* DATA SECTION:

◆ ◆ ◆

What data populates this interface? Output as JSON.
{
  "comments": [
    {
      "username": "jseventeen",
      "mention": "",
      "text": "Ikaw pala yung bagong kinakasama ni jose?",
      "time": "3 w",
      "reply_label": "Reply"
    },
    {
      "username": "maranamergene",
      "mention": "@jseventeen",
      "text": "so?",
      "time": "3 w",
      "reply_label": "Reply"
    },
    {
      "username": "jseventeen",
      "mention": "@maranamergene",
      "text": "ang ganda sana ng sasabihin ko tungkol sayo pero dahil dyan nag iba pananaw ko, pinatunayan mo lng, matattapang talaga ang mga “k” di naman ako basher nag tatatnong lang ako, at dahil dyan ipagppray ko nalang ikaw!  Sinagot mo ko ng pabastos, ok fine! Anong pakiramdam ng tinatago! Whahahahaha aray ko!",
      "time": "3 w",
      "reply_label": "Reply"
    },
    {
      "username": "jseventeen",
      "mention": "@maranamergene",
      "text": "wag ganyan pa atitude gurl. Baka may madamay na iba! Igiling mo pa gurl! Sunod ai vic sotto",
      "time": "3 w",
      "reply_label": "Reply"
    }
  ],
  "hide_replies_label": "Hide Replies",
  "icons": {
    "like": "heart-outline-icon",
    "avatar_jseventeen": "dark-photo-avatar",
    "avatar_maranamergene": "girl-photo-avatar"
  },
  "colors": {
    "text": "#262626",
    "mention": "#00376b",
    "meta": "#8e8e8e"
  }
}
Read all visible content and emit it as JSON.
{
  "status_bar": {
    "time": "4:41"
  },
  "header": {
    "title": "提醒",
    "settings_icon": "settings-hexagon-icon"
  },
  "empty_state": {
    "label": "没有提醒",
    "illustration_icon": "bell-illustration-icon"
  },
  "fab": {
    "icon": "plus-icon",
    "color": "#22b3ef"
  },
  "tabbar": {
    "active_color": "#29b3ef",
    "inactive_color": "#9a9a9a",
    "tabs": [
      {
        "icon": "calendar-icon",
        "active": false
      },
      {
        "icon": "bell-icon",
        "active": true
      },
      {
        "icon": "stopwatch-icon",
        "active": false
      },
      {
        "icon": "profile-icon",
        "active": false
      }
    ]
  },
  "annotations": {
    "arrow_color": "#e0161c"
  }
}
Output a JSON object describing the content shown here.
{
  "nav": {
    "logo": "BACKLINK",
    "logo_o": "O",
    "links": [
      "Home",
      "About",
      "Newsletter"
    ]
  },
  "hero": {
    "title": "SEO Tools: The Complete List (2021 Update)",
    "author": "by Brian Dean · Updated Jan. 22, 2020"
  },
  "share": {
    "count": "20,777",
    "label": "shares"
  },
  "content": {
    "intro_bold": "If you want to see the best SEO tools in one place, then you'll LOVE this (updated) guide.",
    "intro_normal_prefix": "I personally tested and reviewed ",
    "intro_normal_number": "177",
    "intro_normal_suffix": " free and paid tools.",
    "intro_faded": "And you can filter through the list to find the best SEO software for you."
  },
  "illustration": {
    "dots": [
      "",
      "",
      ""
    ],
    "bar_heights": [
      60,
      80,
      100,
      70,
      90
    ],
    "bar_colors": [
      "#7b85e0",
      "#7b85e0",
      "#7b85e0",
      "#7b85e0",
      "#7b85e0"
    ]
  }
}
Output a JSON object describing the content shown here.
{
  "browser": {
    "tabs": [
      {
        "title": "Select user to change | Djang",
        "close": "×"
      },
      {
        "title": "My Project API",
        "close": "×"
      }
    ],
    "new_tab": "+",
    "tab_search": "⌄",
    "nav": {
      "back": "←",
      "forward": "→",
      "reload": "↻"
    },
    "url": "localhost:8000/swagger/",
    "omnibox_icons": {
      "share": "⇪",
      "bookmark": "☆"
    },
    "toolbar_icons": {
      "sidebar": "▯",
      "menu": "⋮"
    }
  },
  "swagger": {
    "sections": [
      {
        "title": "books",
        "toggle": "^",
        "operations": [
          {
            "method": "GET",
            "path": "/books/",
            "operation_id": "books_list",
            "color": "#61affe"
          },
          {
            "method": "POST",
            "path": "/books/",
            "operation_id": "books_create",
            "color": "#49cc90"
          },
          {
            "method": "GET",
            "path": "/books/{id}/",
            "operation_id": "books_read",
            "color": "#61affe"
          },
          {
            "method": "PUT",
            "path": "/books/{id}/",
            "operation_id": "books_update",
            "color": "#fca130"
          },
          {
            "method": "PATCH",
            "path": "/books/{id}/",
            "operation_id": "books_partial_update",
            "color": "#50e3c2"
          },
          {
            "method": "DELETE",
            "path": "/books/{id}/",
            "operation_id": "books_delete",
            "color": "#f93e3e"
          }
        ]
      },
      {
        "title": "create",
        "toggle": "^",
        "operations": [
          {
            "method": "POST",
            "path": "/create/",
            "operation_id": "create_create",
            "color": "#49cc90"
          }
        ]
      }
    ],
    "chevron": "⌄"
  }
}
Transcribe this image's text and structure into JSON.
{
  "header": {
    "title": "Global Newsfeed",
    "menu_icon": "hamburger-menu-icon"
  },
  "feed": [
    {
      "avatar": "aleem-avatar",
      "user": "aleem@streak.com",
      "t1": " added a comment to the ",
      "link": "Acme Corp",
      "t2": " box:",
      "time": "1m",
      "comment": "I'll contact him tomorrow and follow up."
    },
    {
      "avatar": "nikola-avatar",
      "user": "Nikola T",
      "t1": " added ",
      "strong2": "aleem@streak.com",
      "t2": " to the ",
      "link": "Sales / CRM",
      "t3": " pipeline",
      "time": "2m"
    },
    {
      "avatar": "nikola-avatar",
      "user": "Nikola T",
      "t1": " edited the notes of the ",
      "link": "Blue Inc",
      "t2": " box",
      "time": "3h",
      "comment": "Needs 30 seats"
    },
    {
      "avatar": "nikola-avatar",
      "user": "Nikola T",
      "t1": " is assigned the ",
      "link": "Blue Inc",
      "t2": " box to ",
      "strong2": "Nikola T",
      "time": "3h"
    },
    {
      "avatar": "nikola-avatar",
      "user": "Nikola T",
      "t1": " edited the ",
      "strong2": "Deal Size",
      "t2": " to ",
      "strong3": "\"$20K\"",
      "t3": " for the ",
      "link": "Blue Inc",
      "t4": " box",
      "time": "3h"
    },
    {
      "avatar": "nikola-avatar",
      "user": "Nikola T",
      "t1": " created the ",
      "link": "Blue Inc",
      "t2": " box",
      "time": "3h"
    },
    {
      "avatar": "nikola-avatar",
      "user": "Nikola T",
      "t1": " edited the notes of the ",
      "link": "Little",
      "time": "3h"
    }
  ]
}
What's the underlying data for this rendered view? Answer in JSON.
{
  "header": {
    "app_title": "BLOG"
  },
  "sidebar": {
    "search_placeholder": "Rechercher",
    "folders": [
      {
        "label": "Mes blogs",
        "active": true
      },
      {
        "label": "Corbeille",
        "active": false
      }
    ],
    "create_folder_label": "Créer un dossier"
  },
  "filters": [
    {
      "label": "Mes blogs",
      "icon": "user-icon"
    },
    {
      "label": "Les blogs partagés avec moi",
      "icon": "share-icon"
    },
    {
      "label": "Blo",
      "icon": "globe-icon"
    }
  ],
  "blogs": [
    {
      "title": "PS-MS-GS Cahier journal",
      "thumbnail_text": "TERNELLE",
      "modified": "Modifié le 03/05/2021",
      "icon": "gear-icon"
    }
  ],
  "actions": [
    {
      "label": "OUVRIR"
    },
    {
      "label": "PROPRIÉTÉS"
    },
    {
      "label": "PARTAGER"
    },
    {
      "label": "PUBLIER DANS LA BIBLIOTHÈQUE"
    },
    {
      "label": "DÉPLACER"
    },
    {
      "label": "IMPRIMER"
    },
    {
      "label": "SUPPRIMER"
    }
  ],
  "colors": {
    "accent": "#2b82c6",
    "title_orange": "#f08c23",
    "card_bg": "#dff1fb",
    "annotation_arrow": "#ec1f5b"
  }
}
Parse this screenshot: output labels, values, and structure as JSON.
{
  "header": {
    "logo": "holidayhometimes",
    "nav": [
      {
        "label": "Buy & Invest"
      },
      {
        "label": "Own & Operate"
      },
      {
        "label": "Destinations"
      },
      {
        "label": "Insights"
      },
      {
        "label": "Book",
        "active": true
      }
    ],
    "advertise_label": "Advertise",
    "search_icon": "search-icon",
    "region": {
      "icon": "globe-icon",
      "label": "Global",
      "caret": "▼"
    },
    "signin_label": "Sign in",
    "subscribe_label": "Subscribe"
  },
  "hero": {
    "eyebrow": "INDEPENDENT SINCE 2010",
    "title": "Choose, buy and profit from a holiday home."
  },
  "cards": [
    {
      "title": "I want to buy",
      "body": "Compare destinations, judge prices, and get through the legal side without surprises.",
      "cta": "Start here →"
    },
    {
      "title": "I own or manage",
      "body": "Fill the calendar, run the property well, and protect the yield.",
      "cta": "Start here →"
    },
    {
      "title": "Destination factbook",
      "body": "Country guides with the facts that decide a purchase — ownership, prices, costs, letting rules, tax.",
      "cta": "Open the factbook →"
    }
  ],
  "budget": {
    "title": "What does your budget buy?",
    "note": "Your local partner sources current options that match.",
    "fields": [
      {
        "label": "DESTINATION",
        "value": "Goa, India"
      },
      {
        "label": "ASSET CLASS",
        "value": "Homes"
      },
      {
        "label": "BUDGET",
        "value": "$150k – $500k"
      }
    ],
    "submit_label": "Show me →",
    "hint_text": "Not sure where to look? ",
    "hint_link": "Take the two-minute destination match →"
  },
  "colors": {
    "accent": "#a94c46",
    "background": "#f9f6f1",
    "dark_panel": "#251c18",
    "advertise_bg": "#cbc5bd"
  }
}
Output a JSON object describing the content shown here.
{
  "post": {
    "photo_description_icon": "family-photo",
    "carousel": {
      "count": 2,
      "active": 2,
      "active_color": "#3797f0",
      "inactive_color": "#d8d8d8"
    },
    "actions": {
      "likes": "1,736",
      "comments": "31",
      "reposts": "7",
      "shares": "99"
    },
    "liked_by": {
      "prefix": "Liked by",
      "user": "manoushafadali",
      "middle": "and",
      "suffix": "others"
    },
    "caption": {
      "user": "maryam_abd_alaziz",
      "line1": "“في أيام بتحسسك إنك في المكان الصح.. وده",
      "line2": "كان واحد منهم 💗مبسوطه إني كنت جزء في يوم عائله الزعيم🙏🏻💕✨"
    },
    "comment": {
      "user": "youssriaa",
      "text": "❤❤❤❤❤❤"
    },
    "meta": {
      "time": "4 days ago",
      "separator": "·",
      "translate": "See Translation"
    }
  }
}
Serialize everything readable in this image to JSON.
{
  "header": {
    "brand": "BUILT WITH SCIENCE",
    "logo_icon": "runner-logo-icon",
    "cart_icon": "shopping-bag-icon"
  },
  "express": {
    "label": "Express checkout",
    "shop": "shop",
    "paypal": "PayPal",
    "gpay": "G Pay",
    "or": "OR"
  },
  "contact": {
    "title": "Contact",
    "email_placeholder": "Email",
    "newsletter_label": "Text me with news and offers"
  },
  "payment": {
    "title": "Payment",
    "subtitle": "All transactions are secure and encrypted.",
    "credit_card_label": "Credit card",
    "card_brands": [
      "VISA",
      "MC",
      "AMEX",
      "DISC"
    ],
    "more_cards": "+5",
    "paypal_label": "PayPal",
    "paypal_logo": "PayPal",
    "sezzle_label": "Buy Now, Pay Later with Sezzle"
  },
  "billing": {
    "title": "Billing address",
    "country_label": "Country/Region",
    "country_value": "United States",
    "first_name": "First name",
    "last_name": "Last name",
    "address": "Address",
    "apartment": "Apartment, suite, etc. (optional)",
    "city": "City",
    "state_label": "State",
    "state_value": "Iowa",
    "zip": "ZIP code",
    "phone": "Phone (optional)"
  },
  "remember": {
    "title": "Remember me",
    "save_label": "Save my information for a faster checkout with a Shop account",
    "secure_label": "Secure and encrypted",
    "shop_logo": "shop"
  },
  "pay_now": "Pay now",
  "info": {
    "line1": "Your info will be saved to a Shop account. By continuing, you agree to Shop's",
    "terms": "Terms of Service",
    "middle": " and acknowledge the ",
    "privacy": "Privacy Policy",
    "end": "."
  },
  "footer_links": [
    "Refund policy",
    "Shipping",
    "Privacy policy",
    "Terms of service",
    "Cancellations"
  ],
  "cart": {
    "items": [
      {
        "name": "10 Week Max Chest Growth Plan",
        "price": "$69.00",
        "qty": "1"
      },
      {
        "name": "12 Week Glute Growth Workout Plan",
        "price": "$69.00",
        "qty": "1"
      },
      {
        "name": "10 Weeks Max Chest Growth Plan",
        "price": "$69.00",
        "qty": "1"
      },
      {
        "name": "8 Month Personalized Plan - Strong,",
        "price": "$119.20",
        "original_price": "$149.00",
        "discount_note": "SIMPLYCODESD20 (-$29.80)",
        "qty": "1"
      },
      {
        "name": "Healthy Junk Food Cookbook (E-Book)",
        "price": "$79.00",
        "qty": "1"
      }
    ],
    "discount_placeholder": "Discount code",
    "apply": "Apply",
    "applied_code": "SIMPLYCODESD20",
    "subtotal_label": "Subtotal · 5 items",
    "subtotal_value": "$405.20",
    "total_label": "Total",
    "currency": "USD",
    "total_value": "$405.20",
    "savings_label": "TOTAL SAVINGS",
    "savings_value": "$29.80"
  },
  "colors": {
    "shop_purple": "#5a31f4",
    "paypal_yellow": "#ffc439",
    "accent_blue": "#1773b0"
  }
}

◆ ◆ ◆

* PROBLEM STATEMENT: Reproduce each line from the records that contains the word "What".

* REPLY TO THE EXERCISE:
What data populates this interface? Output as JSON.
What's the underlying data for this rendered view? Answer in JSON.
    "title": "What does your budget buy?",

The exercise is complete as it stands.